◆ Information shown
• • •
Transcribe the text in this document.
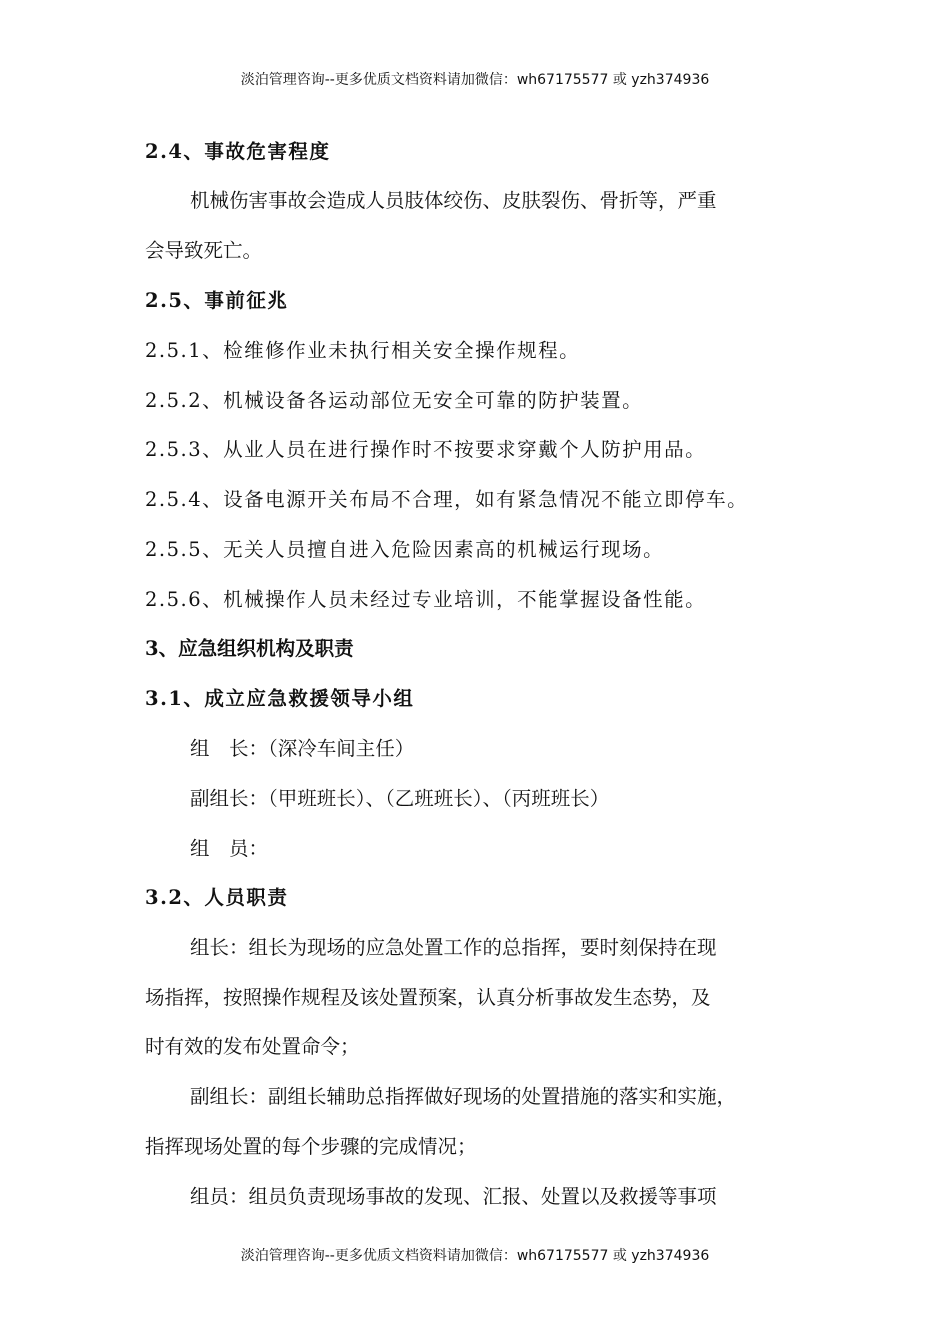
淡泊管理咨询--更多优质文档资料请加微信：wh67175577 或 yzh374936
2.4、事故危害程度
机械伤害事故会造成人员肢体绞伤、皮肤裂伤、骨折等，严重
会导致死亡。
2.5、事前征兆
2.5.1、检维修作业未执行相关安全操作规程。
2.5.2、机械设备各运动部位无安全可靠的防护装置。
2.5.3、从业人员在进行操作时不按要求穿戴个人防护用品。
2.5.4、设备电源开关布局不合理，如有紧急情况不能立即停车。
2.5.5、无关人员擅自进入危险因素高的机械运行现场。
2.5.6、机械操作人员未经过专业培训，不能掌握设备性能。
3、应急组织机构及职责
3.1、成立应急救援领导小组
组　长：（深冷车间主任）
副组长：（甲班班长）、（乙班班长）、（丙班班长）
组　员：
3.2、人员职责
组长：组长为现场的应急处置工作的总指挥，要时刻保持在现
场指挥，按照操作规程及该处置预案，认真分析事故发生态势，及
时有效的发布处置命令；
副组长：副组长辅助总指挥做好现场的处置措施的落实和实施，
指挥现场处置的每个步骤的完成情况；
组员：组员负责现场事故的发现、汇报、处置以及救援等事项
淡泊管理咨询--更多优质文档资料请加微信：wh67175577 或 yzh374936
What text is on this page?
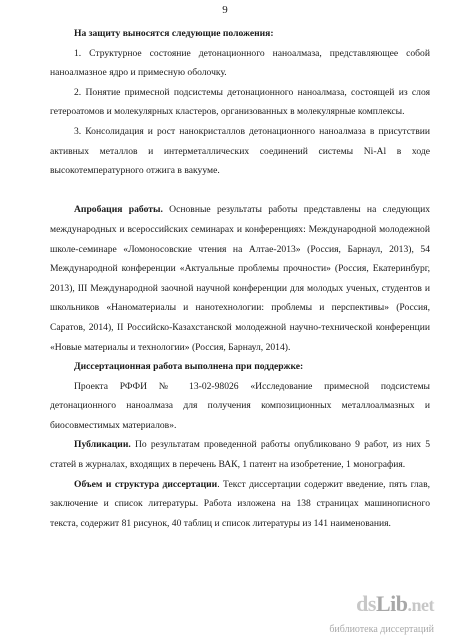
9

На защиту выносятся следующие положения:

1. Структурное состояние детонационного наноалмаза, представляющее собой наноалмазное ядро и примесную оболочку.

2. Понятие примесной подсистемы детонационного наноалмаза, состоящей из слоя гетероатомов и молекулярных кластеров, организованных в молекулярные комплексы.

3. Консолидация и рост нанокристаллов детонационного наноалмаза в присутствии активных металлов и интерметаллических соединений системы Ni-Al в ходе высокотемпературного отжига в вакууме.

Апробация работы. Основные результаты работы представлены на следующих международных и всероссийских семинарах и конференциях: Международной молодежной школе-семинаре «Ломоносовские чтения на Алтае-2013» (Россия, Барнаул, 2013), 54 Международной конференции «Актуальные проблемы прочности» (Россия, Екатеринбург, 2013), III Международной заочной научной конференции для молодых ученых, студентов и школьников «Наноматериалы и нанотехнологии: проблемы и перспективы» (Россия, Саратов, 2014), II Российско-Казахстанской молодежной научно-технической конференции «Новые материалы и технологии» (Россия, Барнаул, 2014).

Диссертационная работа выполнена при поддержке:

Проекта РФФИ № 13-02-98026 «Исследование примесной подсистемы детонационного наноалмаза для получения композиционных металлоалмазных и биосовместимых материалов».

Публикации. По результатам проведенной работы опубликовано 9 работ, из них 5 статей в журналах, входящих в перечень ВАК, 1 патент на изобретение, 1 монография.

Объем и структура диссертации. Текст диссертации содержит введение, пять глав, заключение и список литературы. Работа изложена на 138 страницах машинописного текста, содержит 81 рисунок, 40 таблиц и список литературы из 141 наименования.

dsLib.net
библиотека диссертаций
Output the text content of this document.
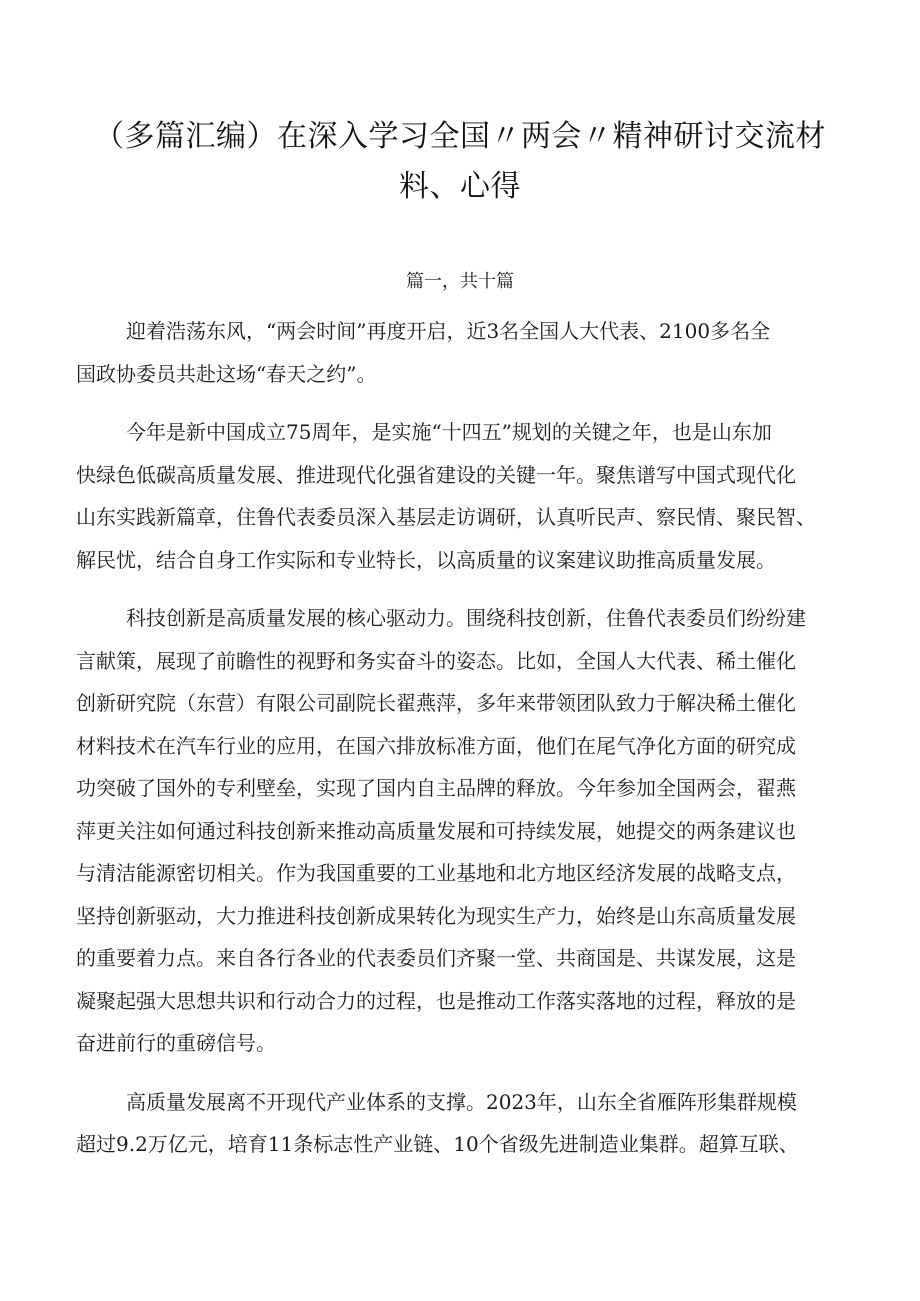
（多篇汇编）在深入学习全国〃两会〃精神研讨交流材
料、心得
篇一，共十篇
迎着浩荡东风，“两会时间”再度开启，近3名全国人大代表、2100多名全
国政协委员共赴这场“春天之约”。
今年是新中国成立75周年，是实施“十四五”规划的关键之年，也是山东加
快绿色低碳高质量发展、推进现代化强省建设的关键一年。聚焦谱写中国式现代化
山东实践新篇章，住鲁代表委员深入基层走访调研，认真听民声、察民情、聚民智、
解民忧，结合自身工作实际和专业特长，以高质量的议案建议助推高质量发展。
科技创新是高质量发展的核心驱动力。围绕科技创新，住鲁代表委员们纷纷建
言献策，展现了前瞻性的视野和务实奋斗的姿态。比如，全国人大代表、稀土催化
创新研究院（东营）有限公司副院长翟燕萍，多年来带领团队致力于解决稀土催化
材料技术在汽车行业的应用，在国六排放标准方面，他们在尾气净化方面的研究成
功突破了国外的专利壁垒，实现了国内自主品牌的释放。今年参加全国两会，翟燕
萍更关注如何通过科技创新来推动高质量发展和可持续发展，她提交的两条建议也
与清洁能源密切相关。作为我国重要的工业基地和北方地区经济发展的战略支点，
坚持创新驱动，大力推进科技创新成果转化为现实生产力，始终是山东高质量发展
的重要着力点。来自各行各业的代表委员们齐聚一堂、共商国是、共谋发展，这是
凝聚起强大思想共识和行动合力的过程，也是推动工作落实落地的过程，释放的是
奋进前行的重磅信号。
高质量发展离不开现代产业体系的支撑。2023年，山东全省雁阵形集群规模
超过9.2万亿元，培育11条标志性产业链、10个省级先进制造业集群。超算互联、
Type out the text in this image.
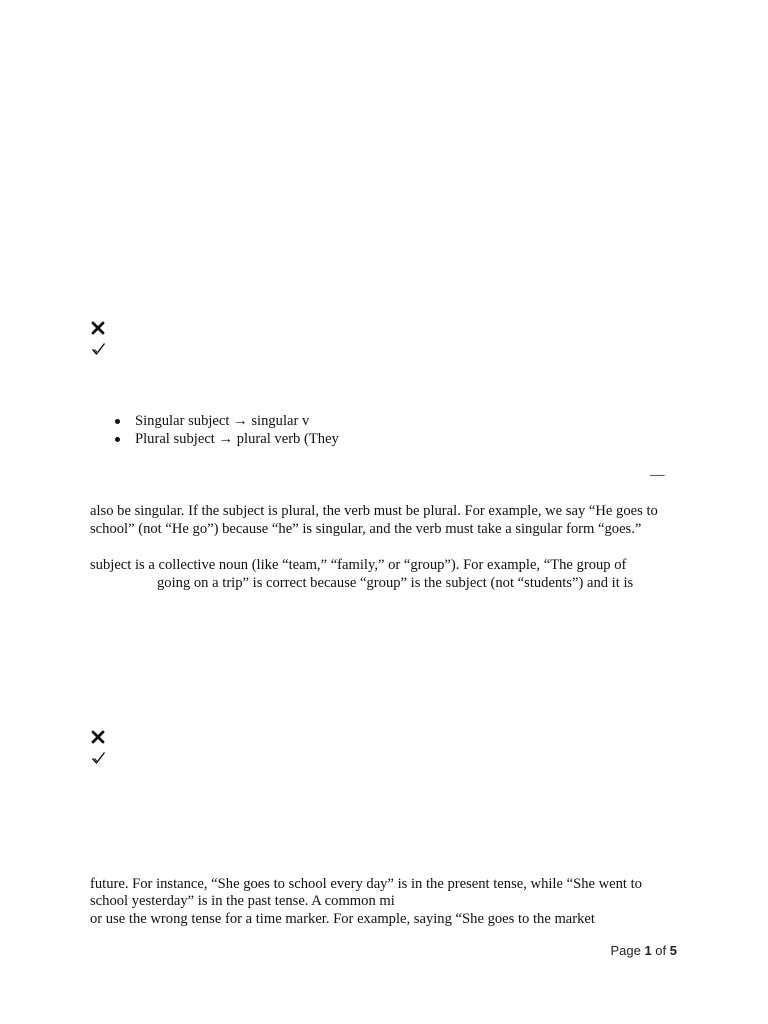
Singular subject → singular v
Plural subject → plural verb (They
—
also be singular. If the subject is plural, the verb must be plural. For example, we say “He goes to
school” (not “He go”) because “he” is singular, and the verb must take a singular form “goes.”
subject is a collective noun (like “team,” “family,” or “group”). For example, “The group of
going on a trip” is correct because “group” is the subject (not “students”) and it is
future. For instance, “She goes to school every day” is in the present tense, while “She went to
school yesterday” is in the past tense. A common mi
or use the wrong tense for a time marker. For example, saying “She goes to the market
Page 1 of 5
• • •
◆ Task instructions
Print all of the entries word for word. Skip any images they contain.

◆ Exercise output
Transcribe the text in this document.
淡泊管理咨询--更多优质文档资料请加微信：wh67175577 或 yzh374936
2.4、事故危害程度
机械伤害事故会造成人员肢体绞伤、皮肤裂伤、骨折等，严重
会导致死亡。
2.5、事前征兆
2.5.1、检维修作业未执行相关安全操作规程。
2.5.2、机械设备各运动部位无安全可靠的防护装置。
2.5.3、从业人员在进行操作时不按要求穿戴个人防护用品。
2.5.4、设备电源开关布局不合理，如有紧急情况不能立即停车。
2.5.5、无关人员擅自进入危险因素高的机械运行现场。
2.5.6、机械操作人员未经过专业培训，不能掌握设备性能。
3、应急组织机构及职责
3.1、成立应急救援领导小组
组　长：（深冷车间主任）
副组长：（甲班班长）、（乙班班长）、（丙班班长）
组　员：
3.2、人员职责
组长：组长为现场的应急处置工作的总指挥，要时刻保持在现
场指挥，按照操作规程及该处置预案，认真分析事故发生态势，及
时有效的发布处置命令；
副组长：副组长辅助总指挥做好现场的处置措施的落实和实施，
指挥现场处置的每个步骤的完成情况；
组员：组员负责现场事故的发现、汇报、处置以及救援等事项
淡泊管理咨询--更多优质文档资料请加微信：wh67175577 或 yzh374936
What text is on this page?
9

На защиту выносятся следующие положения:

1. Структурное состояние детонационного наноалмаза, представляющее собой наноалмазное ядро и примесную оболочку.

2. Понятие примесной подсистемы детонационного наноалмаза, состоящей из слоя гетероатомов и молекулярных кластеров, организованных в молекулярные комплексы.

3. Консолидация и рост нанокристаллов детонационного наноалмаза в присутствии активных металлов и интерметаллических соединений системы Ni-Al в ходе высокотемпературного отжига в вакууме.

Апробация работы. Основные результаты работы представлены на следующих международных и всероссийских семинарах и конференциях: Международной молодежной школе-семинаре «Ломоносовские чтения на Алтае-2013» (Россия, Барнаул, 2013), 54 Международной конференции «Актуальные проблемы прочности» (Россия, Екатеринбург, 2013), III Международной заочной научной конференции для молодых ученых, студентов и школьников «Наноматериалы и нанотехнологии: проблемы и перспективы» (Россия, Саратов, 2014), II Российско-Казахстанской молодежной научно-технической конференции «Новые материалы и технологии» (Россия, Барнаул, 2014).

Диссертационная работа выполнена при поддержке:

Проекта РФФИ № 13-02-98026 «Исследование примесной подсистемы детонационного наноалмаза для получения композиционных металлоалмазных и биосовместимых материалов».

Публикации. По результатам проведенной работы опубликовано 9 работ, из них 5 статей в журналах, входящих в перечень ВАК, 1 патент на изобретение, 1 монография.

Объем и структура диссертации. Текст диссертации содержит введение, пять глав, заключение и список литературы. Работа изложена на 138 страницах машинописного текста, содержит 81 рисунок, 40 таблиц и список литературы из 141 наименования.

dsLib.net
библиотека диссертаций
Output the text content of this document.
（多篇汇编）在深入学习全国〃两会〃精神研讨交流材
料、心得
篇一，共十篇
迎着浩荡东风，“两会时间”再度开启，近3名全国人大代表、2100多名全
国政协委员共赴这场“春天之约”。
今年是新中国成立75周年，是实施“十四五”规划的关键之年，也是山东加
快绿色低碳高质量发展、推进现代化强省建设的关键一年。聚焦谱写中国式现代化
山东实践新篇章，住鲁代表委员深入基层走访调研，认真听民声、察民情、聚民智、
解民忧，结合自身工作实际和专业特长，以高质量的议案建议助推高质量发展。
科技创新是高质量发展的核心驱动力。围绕科技创新，住鲁代表委员们纷纷建
言献策，展现了前瞻性的视野和务实奋斗的姿态。比如，全国人大代表、稀土催化
创新研究院（东营）有限公司副院长翟燕萍，多年来带领团队致力于解决稀土催化
材料技术在汽车行业的应用，在国六排放标准方面，他们在尾气净化方面的研究成
功突破了国外的专利壁垒，实现了国内自主品牌的释放。今年参加全国两会，翟燕
萍更关注如何通过科技创新来推动高质量发展和可持续发展，她提交的两条建议也
与清洁能源密切相关。作为我国重要的工业基地和北方地区经济发展的战略支点，
坚持创新驱动，大力推进科技创新成果转化为现实生产力，始终是山东高质量发展
的重要着力点。来自各行各业的代表委员们齐聚一堂、共商国是、共谋发展，这是
凝聚起强大思想共识和行动合力的过程，也是推动工作落实落地的过程，释放的是
奋进前行的重磅信号。
高质量发展离不开现代产业体系的支撑。2023年，山东全省雁阵形集群规模
超过9.2万亿元，培育11条标志性产业链、10个省级先进制造业集群。超算互联、
Type out the text in this image.
Singular subject → singular v
Plural subject → plural verb (They
—
also be singular. If the subject is plural, the verb must be plural. For example, we say “He goes to
school” (not “He go”) because “he” is singular, and the verb must take a singular form “goes.”
subject is a collective noun (like “team,” “family,” or “group”). For example, “The group of
going on a trip” is correct because “group” is the subject (not “students”) and it is
future. For instance, “She goes to school every day” is in the present tense, while “She went to
school yesterday” is in the past tense. A common mi
or use the wrong tense for a time marker. For example, saying “She goes to the market
Page 1 of 5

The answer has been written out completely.